→ Task prompt
All of the material below is to be restated word for word, apart from the pictures.

****************************************

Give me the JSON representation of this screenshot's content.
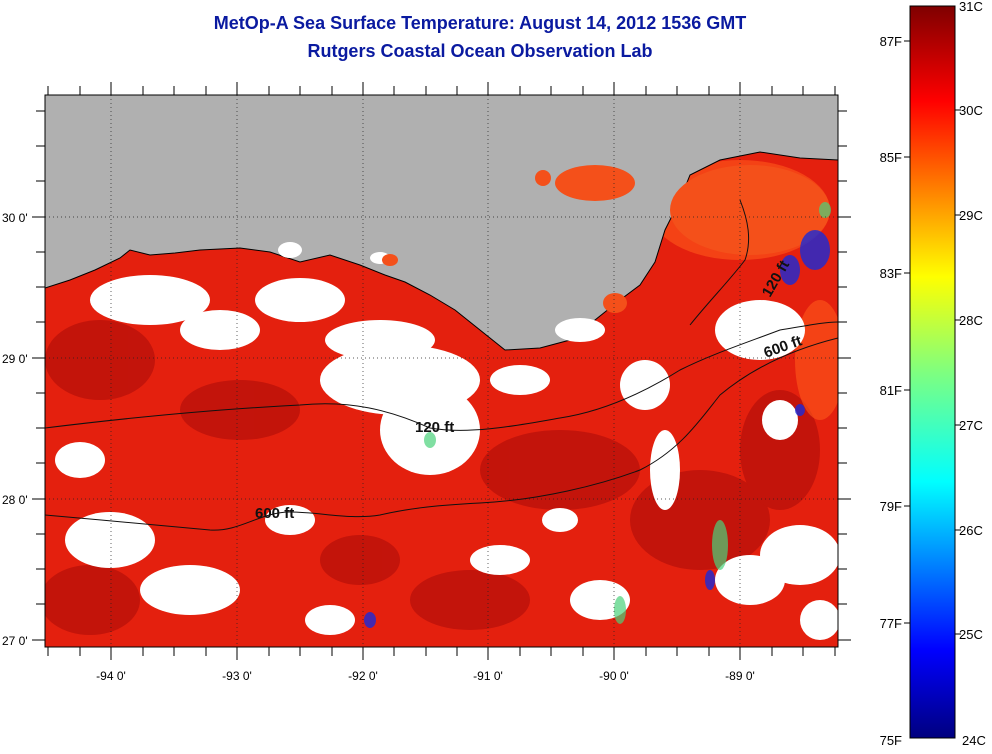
{
  "title": "MetOp-A Sea Surface Temperature:  August 14, 2012 1536 GMT",
  "subtitle": "Rutgers Coastal Ocean Observation Lab",
  "map": {
    "lon_ticks": [
      "-94 0'",
      "-93 0'",
      "-92 0'",
      "-91 0'",
      "-90 0'",
      "-89 0'"
    ],
    "lat_ticks": [
      "30 0'",
      "29 0'",
      "28 0'",
      "27 0'"
    ],
    "contours": [
      {
        "label": "120 ft"
      },
      {
        "label": "600 ft"
      },
      {
        "label": "600 ft"
      },
      {
        "label": "120 ft"
      }
    ],
    "colors": {
      "land": "#b0b0b0",
      "cloud": "#ffffff",
      "sea": "#e41c0c"
    }
  },
  "colorbar": {
    "fahrenheit": [
      "87F",
      "85F",
      "83F",
      "81F",
      "79F",
      "77F",
      "75F"
    ],
    "celsius": [
      "31C",
      "30C",
      "29C",
      "28C",
      "27C",
      "26C",
      "25C",
      "24C"
    ],
    "range_c": [
      24,
      31
    ]
  }
}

****************************************

→ Output of the exercise
Give me the JSON representation of this screenshot's content.
{
  "title": "MetOp-A Sea Surface Temperature:  August 14, 2012 1536 GMT",
  "subtitle": "Rutgers Coastal Ocean Observation Lab",
  "map": {
    "lon_ticks": [
      "-94 0'",
      "-93 0'",
      "-92 0'",
      "-91 0'",
      "-90 0'",
      "-89 0'"
    ],
    "lat_ticks": [
      "30 0'",
      "29 0'",
      "28 0'",
      "27 0'"
    ],
    "contours": [
      {
        "label": "120 ft"
      },
      {
        "label": "600 ft"
      },
      {
        "label": "600 ft"
      },
      {
        "label": "120 ft"
      }
    ],
    "colors": {
      "land": "#b0b0b0",
      "cloud": "#ffffff",
      "sea": "#e41c0c"
    }
  },
  "colorbar": {
    "fahrenheit": [
      "87F",
      "85F",
      "83F",
      "81F",
      "79F",
      "77F",
      "75F"
    ],
    "celsius": [
      "31C",
      "30C",
      "29C",
      "28C",
      "27C",
      "26C",
      "25C",
      "24C"
    ],
    "range_c": [
      24,
      31
    ]
  }
}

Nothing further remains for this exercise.